EXCERPT PROVIDED ▸
# # #
Cubans Predict
Opposition Comeback
By Anita Snow
The Associated Press
HAVANA (AP) - Democracy activist Oswaldo Paya said he traveled
the length of Cuba twice this spring and found the dissident movement
bruised but alive despite a government crackdown that put 75 vocal
critics behind bars.
Paya, the organizer of the Varela Project signature-gathering
drive seeking guarantees for freedom of speech, assembly and business
ownership, was spared in the harshest crackdown in decades.
In one-day trials in April, 75 dissidents were given prison sentences
of up to 28 years.
``The campaign, our committees, could not be destroyed by this
blow,'' said Paya in his home one sweltering June evening.
But he conceded that many who helped him collect signatures will
probably remain locked up during the rest of 76-year-old Fidel
Castro's lifetime.
Three months after the crackdown, Paya and veteran human rights
activist Elizardo Sanchez sat down separately with The Associated
Press to reflect on the future of Cuba's opposition, society and
political system.
# # #
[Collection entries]
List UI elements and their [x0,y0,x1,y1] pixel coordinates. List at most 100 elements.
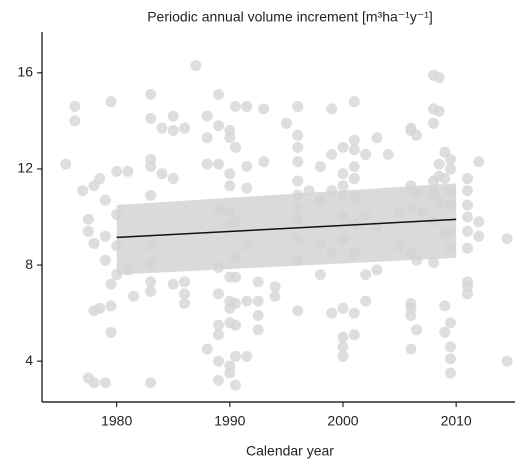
point [213,120,225,132]
point [201,110,213,122]
point [348,307,360,319]
point [213,329,225,341]
point [224,180,236,192]
point [292,129,304,141]
point [360,295,372,307]
point [445,317,456,329]
point [230,379,241,391]
point [105,278,117,290]
point [69,115,81,127]
point [179,122,191,134]
point [99,194,111,206]
x-axis-label: Calendar year [246,443,334,459]
point [473,230,485,242]
point [292,141,304,153]
point [337,180,349,192]
point [252,324,264,336]
point [241,350,253,362]
point [82,225,94,237]
point [473,156,485,168]
point [111,165,123,177]
point [241,100,253,112]
point [337,341,349,353]
point [348,173,360,185]
point [224,132,236,144]
point [473,216,485,228]
point [337,302,349,314]
point [105,96,117,108]
point [445,353,456,365]
point [105,300,117,312]
point [213,374,225,386]
point [337,141,349,153]
point [348,134,360,146]
point [145,285,157,297]
point [241,182,253,194]
chart-title: Periodic annual volume increment [m³ha⁻¹… [147,9,433,25]
point [201,343,213,355]
point [411,324,423,336]
point [433,158,445,170]
point [201,158,213,170]
point [292,156,304,168]
point [445,367,456,379]
point [230,271,241,283]
point [439,173,451,185]
point [501,355,513,367]
x-tick-label: 2000 [327,413,358,429]
point [213,88,225,100]
point [252,310,264,322]
point [224,168,236,180]
point [326,307,338,319]
point [99,377,111,389]
point [428,117,440,129]
point [348,144,360,156]
point [179,297,191,309]
point [179,276,191,288]
point [439,326,451,338]
point [99,230,111,242]
point [348,329,360,341]
point [145,189,157,201]
point [461,173,473,185]
point [60,158,72,170]
y-tick-label: 8 [25,256,33,272]
point [179,288,191,300]
point [280,117,292,129]
point [314,161,326,173]
point [405,343,417,355]
point [156,168,168,180]
point [445,153,456,165]
point [128,290,140,302]
point [461,211,473,223]
point [269,290,281,302]
point [224,367,236,379]
fit-line [116,218,457,239]
point [405,310,417,322]
point [337,350,349,362]
point [314,269,326,281]
point [258,156,270,168]
point [190,60,202,72]
point [382,149,394,161]
point [326,103,338,115]
point [167,110,179,122]
point [213,355,225,367]
point [145,161,157,173]
point [258,103,270,115]
point [230,319,241,331]
point [252,295,264,307]
point [461,225,473,237]
point [145,377,157,389]
y-tick-label: 12 [17,160,33,176]
point [252,276,264,288]
point [371,132,383,144]
point [433,105,445,117]
point [77,185,89,197]
point [156,122,168,134]
x-tick-label: 1980 [101,413,132,429]
point [326,149,338,161]
point [213,319,225,331]
y-tick-label: 16 [17,64,33,80]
# # #
WHAT TO WORK ON ▸
• a. Answer these questions about the article on Cuba's opposition:
(i) How many vocal critics did the government crackdown put behind bars?
(ii) What was the longest prison sentence given in the April trials?
(iii) Which veteran human rights activist also sat down with The Associated Press?
• b. Transcribe the article on Cuba's opposition from "Cubans Predict" up to and including "crackdown in decades.".
The collection entries aren't needed for this work.

SOLUTIONS ▸
• a.
(i) 75
(ii) Up to 28 years
(iii) Elizardo Sanchez

• b.
Cubans Predict
Opposition Comeback
By Anita Snow
The Associated Press
HAVANA (AP) - Democracy activist Oswaldo Paya said he traveled
the length of Cuba twice this spring and found the dissident movement
bruised but alive despite a government crackdown that put 75 vocal
critics behind bars.
Paya, the organizer of the Varela Project signature-gathering
drive seeking guarantees for freedom of speech, assembly and business
ownership, was spared in the harshest crackdown in decades.